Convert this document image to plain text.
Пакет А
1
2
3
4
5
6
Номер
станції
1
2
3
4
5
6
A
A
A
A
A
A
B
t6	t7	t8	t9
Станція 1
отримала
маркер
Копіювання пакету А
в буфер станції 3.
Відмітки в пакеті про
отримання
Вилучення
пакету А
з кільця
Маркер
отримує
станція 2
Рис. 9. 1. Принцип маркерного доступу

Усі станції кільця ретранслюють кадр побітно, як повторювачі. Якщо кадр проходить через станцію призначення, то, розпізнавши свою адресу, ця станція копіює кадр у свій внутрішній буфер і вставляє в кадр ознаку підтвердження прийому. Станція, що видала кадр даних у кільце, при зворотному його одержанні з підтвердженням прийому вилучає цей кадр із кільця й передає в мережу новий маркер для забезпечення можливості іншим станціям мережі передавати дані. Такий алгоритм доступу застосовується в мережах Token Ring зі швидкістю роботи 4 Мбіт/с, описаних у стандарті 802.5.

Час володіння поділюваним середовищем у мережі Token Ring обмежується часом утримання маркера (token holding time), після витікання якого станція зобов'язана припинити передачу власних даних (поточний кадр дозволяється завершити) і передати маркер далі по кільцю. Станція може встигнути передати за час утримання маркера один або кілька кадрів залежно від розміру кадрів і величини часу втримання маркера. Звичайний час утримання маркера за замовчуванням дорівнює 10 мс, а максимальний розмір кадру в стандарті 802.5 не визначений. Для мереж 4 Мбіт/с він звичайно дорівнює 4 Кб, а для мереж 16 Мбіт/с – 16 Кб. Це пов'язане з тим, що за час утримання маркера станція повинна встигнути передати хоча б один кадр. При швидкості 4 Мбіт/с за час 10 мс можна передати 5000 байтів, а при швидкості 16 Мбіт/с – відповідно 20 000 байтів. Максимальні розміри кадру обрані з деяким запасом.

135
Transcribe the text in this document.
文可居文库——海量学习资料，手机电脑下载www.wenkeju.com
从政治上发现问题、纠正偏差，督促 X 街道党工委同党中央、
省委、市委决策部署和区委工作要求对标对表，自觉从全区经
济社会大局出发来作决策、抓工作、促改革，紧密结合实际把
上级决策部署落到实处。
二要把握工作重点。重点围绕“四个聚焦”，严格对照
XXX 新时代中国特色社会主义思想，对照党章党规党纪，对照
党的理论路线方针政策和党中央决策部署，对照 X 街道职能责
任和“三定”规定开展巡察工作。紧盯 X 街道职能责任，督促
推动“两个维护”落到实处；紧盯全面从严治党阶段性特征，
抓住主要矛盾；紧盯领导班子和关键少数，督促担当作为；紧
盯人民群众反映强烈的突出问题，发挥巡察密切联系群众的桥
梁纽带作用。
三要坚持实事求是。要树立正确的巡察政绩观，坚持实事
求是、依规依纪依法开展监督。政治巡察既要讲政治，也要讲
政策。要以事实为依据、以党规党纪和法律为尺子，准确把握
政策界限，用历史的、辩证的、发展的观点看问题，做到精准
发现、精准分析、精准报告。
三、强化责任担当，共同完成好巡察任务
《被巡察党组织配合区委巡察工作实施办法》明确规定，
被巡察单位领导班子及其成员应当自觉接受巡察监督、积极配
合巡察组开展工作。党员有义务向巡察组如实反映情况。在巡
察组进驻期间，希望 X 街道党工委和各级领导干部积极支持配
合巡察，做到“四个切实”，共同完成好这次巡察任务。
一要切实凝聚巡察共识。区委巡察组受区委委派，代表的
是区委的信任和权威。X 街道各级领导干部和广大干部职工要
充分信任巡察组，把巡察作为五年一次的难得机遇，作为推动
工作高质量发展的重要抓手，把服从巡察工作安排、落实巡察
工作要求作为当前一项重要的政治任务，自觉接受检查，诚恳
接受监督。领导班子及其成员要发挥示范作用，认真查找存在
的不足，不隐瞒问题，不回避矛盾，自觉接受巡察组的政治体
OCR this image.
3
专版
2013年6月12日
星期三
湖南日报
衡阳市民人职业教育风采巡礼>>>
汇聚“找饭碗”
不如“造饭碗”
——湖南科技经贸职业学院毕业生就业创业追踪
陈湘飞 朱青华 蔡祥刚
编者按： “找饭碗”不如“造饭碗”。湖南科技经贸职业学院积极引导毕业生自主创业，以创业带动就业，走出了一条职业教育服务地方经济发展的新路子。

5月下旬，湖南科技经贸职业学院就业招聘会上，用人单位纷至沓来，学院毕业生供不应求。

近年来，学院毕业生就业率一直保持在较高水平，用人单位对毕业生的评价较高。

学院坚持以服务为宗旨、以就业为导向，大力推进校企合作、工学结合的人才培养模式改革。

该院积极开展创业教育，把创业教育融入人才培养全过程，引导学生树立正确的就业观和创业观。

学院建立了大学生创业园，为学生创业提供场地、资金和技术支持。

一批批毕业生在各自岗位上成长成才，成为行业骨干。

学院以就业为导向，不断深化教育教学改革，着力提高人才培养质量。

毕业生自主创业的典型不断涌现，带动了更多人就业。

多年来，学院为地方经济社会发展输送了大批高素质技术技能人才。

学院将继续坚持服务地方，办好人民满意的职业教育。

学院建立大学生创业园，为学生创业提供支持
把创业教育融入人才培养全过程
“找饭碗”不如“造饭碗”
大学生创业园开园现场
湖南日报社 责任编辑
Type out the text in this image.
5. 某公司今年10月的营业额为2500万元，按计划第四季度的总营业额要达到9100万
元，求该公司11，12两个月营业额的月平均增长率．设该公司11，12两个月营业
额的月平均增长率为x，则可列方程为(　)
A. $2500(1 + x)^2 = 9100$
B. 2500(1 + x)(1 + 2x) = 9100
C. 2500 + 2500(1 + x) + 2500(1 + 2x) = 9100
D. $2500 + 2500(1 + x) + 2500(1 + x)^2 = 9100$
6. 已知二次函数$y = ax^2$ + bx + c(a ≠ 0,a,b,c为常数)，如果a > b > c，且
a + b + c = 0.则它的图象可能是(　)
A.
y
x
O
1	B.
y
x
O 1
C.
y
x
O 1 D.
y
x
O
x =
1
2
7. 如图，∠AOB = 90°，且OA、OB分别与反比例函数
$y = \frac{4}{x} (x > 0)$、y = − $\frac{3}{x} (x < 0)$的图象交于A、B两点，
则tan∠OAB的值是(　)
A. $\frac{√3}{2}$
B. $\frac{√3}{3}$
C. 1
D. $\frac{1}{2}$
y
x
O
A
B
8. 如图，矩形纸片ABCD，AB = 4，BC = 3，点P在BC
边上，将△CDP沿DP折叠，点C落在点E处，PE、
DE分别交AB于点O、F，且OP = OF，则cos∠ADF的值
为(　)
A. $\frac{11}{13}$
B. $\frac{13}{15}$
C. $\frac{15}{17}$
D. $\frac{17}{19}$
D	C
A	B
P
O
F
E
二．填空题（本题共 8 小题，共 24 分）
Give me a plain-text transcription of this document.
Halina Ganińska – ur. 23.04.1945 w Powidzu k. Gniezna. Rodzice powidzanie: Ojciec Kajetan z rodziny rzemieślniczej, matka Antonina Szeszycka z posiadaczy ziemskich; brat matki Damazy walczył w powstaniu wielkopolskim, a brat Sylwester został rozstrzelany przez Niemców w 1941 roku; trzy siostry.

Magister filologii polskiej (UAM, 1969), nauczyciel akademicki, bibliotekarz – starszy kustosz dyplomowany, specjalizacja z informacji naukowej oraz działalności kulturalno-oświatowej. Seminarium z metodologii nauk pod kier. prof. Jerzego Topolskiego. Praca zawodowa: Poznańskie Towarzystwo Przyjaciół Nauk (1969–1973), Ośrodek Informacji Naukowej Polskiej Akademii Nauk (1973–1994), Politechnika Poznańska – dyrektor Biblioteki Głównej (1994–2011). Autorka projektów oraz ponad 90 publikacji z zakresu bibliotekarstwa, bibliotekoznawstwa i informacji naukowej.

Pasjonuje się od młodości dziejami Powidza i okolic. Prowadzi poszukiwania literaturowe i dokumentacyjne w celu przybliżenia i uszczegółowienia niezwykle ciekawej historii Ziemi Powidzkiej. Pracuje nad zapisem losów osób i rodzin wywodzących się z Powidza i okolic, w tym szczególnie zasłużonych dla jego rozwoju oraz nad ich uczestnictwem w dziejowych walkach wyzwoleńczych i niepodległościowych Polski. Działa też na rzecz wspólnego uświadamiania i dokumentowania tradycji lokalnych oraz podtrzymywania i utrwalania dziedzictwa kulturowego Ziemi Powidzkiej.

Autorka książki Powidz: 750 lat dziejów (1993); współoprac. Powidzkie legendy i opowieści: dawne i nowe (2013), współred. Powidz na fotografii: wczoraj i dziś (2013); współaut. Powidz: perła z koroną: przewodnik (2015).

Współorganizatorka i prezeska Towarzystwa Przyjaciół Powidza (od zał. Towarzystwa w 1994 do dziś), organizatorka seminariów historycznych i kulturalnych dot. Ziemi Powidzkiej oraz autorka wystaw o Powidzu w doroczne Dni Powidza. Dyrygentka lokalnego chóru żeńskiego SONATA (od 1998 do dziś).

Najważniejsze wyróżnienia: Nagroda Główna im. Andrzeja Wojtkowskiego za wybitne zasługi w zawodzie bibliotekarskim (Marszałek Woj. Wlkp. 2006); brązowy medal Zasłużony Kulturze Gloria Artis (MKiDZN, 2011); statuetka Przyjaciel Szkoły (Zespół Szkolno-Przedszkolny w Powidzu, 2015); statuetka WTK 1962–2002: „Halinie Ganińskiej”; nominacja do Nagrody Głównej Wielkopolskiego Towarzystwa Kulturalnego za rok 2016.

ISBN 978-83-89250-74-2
────────
▸ **REQUIREMENTS**
Go through the listing above and return every line where the word "Ziemi" occurs.

▸ **THE OUTPUT**
Pasjonuje się od młodości dziejami Powidza i okolic. Prowadzi poszukiwania literaturowe i dokumentacyjne w celu przybliżenia i uszczegółowienia niezwykle ciekawej historii Ziemi Powidzkiej. Pracuje nad zapisem losów osób i rodzin wywodzących się z Powidza i okolic, w tym szczególnie zasłużonych dla jego rozwoju oraz nad ich uczestnictwem w dziejowych walkach wyzwoleńczych i niepodległościowych Polski. Działa też na rzecz wspólnego uświadamiania i dokumentowania tradycji lokalnych oraz podtrzymywania i utrwalania dziedzictwa kulturowego Ziemi Powidzkiej.
Współorganizatorka i prezeska Towarzystwa Przyjaciół Powidza (od zał. Towarzystwa w 1994 do dziś), organizatorka seminariów historycznych i kulturalnych dot. Ziemi Powidzkiej oraz autorka wystaw o Powidzu w doroczne Dni Powidza. Dyrygentka lokalnego chóru żeńskiego SONATA (od 1998 do dziś).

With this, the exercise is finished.